Task description
Go through the listing below and gather every line with the word "start".

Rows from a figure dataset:
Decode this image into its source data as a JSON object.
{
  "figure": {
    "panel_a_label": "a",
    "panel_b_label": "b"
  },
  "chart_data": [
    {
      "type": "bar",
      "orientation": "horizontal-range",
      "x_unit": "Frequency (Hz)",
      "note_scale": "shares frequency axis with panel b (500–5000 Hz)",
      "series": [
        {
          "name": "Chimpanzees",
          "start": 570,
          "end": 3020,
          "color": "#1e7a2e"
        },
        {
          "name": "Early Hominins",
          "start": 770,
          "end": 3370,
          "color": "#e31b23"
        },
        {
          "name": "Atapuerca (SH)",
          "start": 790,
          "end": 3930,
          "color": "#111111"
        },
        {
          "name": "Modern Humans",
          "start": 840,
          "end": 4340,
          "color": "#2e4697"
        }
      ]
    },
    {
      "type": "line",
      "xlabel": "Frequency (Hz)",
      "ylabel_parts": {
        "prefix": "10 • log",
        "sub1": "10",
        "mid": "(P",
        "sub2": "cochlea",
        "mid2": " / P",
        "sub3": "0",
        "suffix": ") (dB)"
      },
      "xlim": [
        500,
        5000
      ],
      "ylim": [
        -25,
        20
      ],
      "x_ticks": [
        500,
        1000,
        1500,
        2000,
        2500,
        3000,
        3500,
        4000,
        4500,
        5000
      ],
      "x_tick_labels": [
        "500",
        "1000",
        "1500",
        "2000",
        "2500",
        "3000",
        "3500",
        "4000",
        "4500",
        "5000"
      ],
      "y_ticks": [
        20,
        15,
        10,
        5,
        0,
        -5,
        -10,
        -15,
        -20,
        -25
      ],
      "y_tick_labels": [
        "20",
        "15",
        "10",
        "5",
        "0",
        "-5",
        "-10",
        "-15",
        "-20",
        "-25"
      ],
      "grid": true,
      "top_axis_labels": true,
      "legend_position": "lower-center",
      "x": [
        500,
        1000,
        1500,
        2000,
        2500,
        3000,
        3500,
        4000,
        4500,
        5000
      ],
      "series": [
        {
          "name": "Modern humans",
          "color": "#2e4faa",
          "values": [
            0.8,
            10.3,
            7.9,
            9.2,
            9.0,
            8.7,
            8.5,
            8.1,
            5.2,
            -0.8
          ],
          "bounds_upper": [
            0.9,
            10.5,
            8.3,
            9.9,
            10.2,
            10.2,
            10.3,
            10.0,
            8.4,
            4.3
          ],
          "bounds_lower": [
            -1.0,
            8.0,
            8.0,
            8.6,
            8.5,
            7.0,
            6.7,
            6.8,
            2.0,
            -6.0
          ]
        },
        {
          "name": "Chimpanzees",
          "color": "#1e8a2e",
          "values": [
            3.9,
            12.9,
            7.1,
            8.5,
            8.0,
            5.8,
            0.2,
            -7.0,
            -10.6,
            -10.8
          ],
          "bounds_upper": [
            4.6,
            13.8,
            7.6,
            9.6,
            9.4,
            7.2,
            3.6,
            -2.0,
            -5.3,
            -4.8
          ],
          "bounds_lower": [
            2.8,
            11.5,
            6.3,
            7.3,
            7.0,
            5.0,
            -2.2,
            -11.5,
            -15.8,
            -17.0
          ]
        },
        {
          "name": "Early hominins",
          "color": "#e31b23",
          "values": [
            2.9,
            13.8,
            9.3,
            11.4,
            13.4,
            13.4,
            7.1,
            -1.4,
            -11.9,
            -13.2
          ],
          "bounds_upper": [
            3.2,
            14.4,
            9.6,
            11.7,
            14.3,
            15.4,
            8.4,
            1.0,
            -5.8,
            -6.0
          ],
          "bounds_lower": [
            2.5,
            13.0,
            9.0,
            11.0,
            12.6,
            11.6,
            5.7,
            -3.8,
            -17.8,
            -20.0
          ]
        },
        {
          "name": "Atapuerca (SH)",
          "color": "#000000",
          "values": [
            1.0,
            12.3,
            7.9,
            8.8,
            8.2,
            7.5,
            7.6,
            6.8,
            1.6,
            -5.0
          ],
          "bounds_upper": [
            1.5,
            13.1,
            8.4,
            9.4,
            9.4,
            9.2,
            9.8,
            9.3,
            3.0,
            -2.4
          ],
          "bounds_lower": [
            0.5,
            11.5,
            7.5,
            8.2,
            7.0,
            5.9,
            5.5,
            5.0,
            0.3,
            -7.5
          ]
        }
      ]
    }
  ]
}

Output
          "start": 570,
          "start": 770,
          "start": 790,
          "start": 840,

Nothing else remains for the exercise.